DO THIS →
The line containing "What data populates" marks the start of the required copy, which runs to the final line of the entries; return those lines exactly, without any pictures.

GIVEN DATA →
** begin **

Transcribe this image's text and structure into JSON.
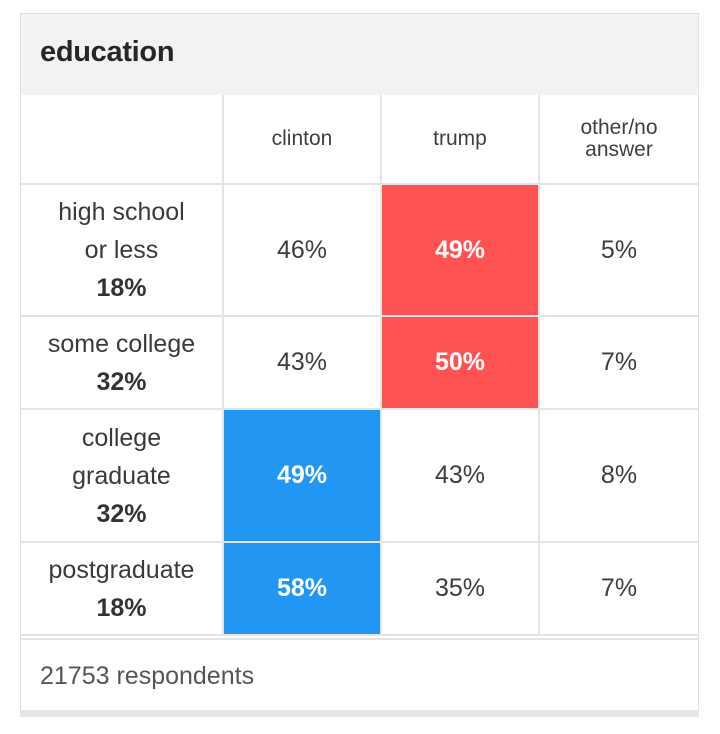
{
  "title": "education",
  "colors": {
    "clinton": "#2196f3",
    "trump": "#ff5252"
  },
  "chart_data": {
    "type": "table",
    "title": "education",
    "columns": [
      "clinton",
      "trump",
      "other/no answer"
    ],
    "rows": [
      {
        "label_lines": [
          "high school",
          "or less"
        ],
        "share": "18%",
        "values": [
          "46%",
          "49%",
          "5%"
        ],
        "winner": 1
      },
      {
        "label_lines": [
          "some college"
        ],
        "share": "32%",
        "values": [
          "43%",
          "50%",
          "7%"
        ],
        "winner": 1
      },
      {
        "label_lines": [
          "college",
          "graduate"
        ],
        "share": "32%",
        "values": [
          "49%",
          "43%",
          "8%"
        ],
        "winner": 0
      },
      {
        "label_lines": [
          "postgraduate"
        ],
        "share": "18%",
        "values": [
          "58%",
          "35%",
          "7%"
        ],
        "winner": 0
      }
    ]
  },
  "column_headers": {
    "clinton": "clinton",
    "trump": "trump",
    "other_line1": "other/no",
    "other_line2": "answer"
  },
  "footer": "21753 respondents"
}
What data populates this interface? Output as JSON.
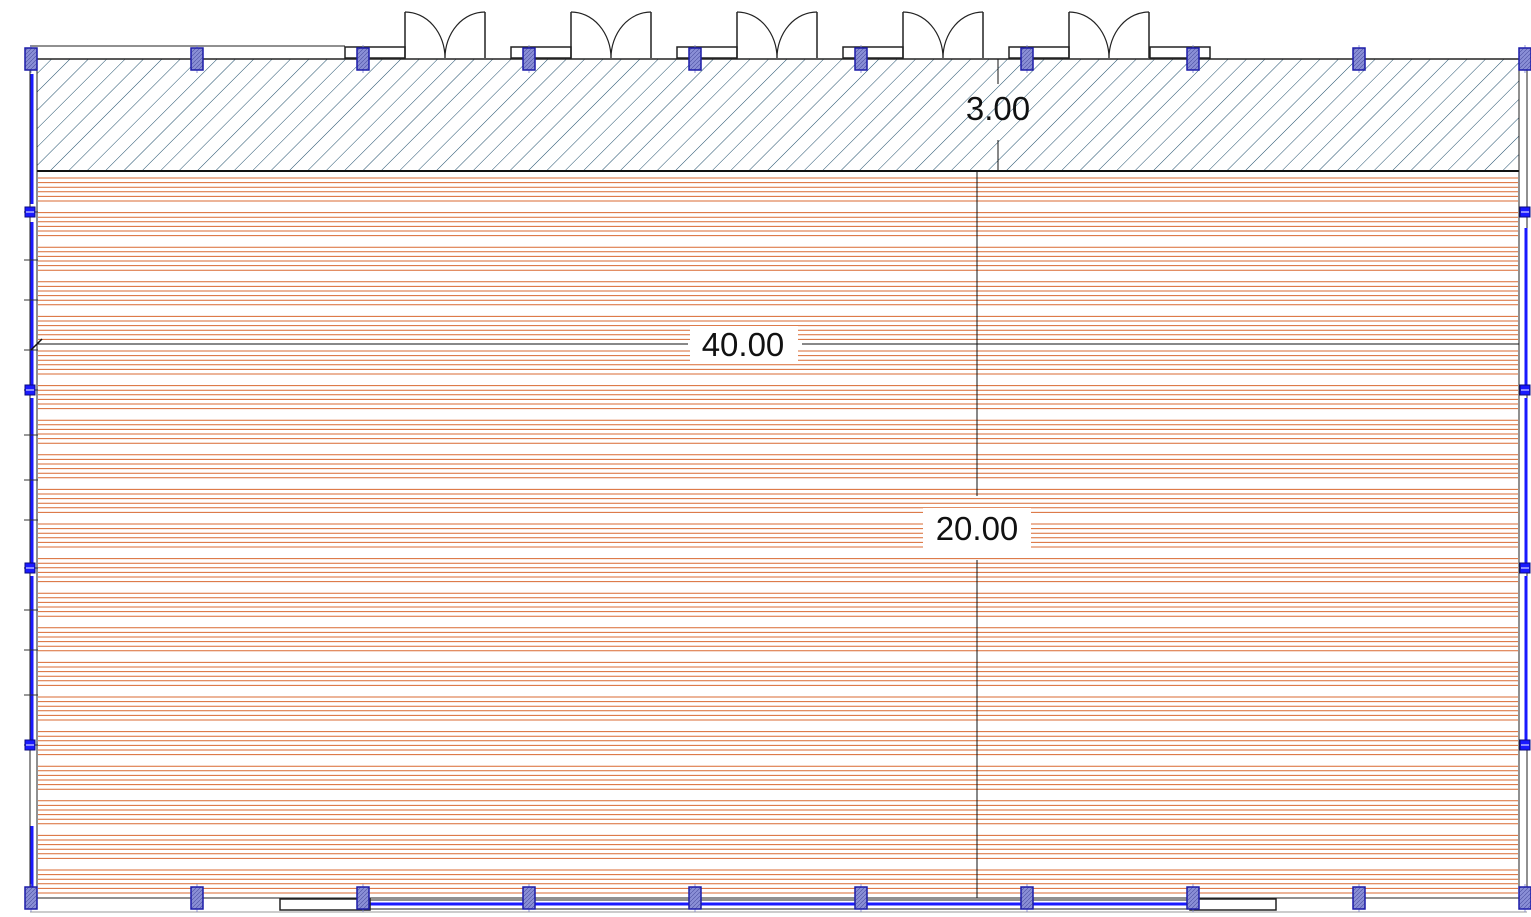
{
  "drawing": {
    "dimensions": [
      {
        "id": "span",
        "label": "40.00"
      },
      {
        "id": "depth",
        "label": "20.00"
      },
      {
        "id": "canopy",
        "label": "3.00"
      }
    ],
    "doors": {
      "count": 5,
      "type": "double-swing"
    },
    "hatch_zone": {
      "pattern": "diagonal",
      "color": "#1f4e6b"
    },
    "floor_zone": {
      "pattern": "horizontal-stripes",
      "color": "#d4581a"
    },
    "glazing_color": "#1a1aff",
    "post_fill": "#8a8fd6",
    "post_count_per_side": 9
  }
}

** end **

WRITTEN SOLUTION →
What data populates this interface? Output as JSON.
{
  "drawing": {
    "dimensions": [
      {
        "id": "span",
        "label": "40.00"
      },
      {
        "id": "depth",
        "label": "20.00"
      },
      {
        "id": "canopy",
        "label": "3.00"
      }
    ],
    "doors": {
      "count": 5,
      "type": "double-swing"
    },
    "hatch_zone": {
      "pattern": "diagonal",
      "color": "#1f4e6b"
    },
    "floor_zone": {
      "pattern": "horizontal-stripes",
      "color": "#d4581a"
    },
    "glazing_color": "#1a1aff",
    "post_fill": "#8a8fd6",
    "post_count_per_side": 9
  }
}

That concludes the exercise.